Recorded data:
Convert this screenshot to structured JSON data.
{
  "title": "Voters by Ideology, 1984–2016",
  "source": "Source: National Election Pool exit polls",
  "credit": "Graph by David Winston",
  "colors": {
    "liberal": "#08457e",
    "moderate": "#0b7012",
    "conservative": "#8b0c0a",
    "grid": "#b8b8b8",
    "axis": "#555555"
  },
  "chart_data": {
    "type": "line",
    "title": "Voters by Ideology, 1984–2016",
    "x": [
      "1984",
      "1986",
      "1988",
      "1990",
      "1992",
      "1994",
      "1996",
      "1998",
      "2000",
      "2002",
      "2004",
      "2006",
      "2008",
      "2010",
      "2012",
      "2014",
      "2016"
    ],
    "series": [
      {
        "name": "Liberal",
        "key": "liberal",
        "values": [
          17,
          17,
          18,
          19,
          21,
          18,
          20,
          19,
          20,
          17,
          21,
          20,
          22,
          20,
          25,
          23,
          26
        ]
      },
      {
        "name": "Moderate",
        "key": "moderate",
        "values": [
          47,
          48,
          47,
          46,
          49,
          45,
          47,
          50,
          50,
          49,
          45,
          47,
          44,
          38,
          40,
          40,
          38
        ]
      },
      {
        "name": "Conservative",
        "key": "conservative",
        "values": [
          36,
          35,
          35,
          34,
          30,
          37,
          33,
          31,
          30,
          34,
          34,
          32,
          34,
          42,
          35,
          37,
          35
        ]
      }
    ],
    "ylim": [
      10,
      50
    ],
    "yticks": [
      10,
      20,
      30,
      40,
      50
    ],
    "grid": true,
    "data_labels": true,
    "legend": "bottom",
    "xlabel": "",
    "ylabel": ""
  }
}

- Problem: Repeat the listing above without any change.

- Written solution:
Convert this screenshot to structured JSON data.
{
  "title": "Voters by Ideology, 1984–2016",
  "source": "Source: National Election Pool exit polls",
  "credit": "Graph by David Winston",
  "colors": {
    "liberal": "#08457e",
    "moderate": "#0b7012",
    "conservative": "#8b0c0a",
    "grid": "#b8b8b8",
    "axis": "#555555"
  },
  "chart_data": {
    "type": "line",
    "title": "Voters by Ideology, 1984–2016",
    "x": [
      "1984",
      "1986",
      "1988",
      "1990",
      "1992",
      "1994",
      "1996",
      "1998",
      "2000",
      "2002",
      "2004",
      "2006",
      "2008",
      "2010",
      "2012",
      "2014",
      "2016"
    ],
    "series": [
      {
        "name": "Liberal",
        "key": "liberal",
        "values": [
          17,
          17,
          18,
          19,
          21,
          18,
          20,
          19,
          20,
          17,
          21,
          20,
          22,
          20,
          25,
          23,
          26
        ]
      },
      {
        "name": "Moderate",
        "key": "moderate",
        "values": [
          47,
          48,
          47,
          46,
          49,
          45,
          47,
          50,
          50,
          49,
          45,
          47,
          44,
          38,
          40,
          40,
          38
        ]
      },
      {
        "name": "Conservative",
        "key": "conservative",
        "values": [
          36,
          35,
          35,
          34,
          30,
          37,
          33,
          31,
          30,
          34,
          34,
          32,
          34,
          42,
          35,
          37,
          35
        ]
      }
    ],
    "ylim": [
      10,
      50
    ],
    "yticks": [
      10,
      20,
      30,
      40,
      50
    ],
    "grid": true,
    "data_labels": true,
    "legend": "bottom",
    "xlabel": "",
    "ylabel": ""
  }
}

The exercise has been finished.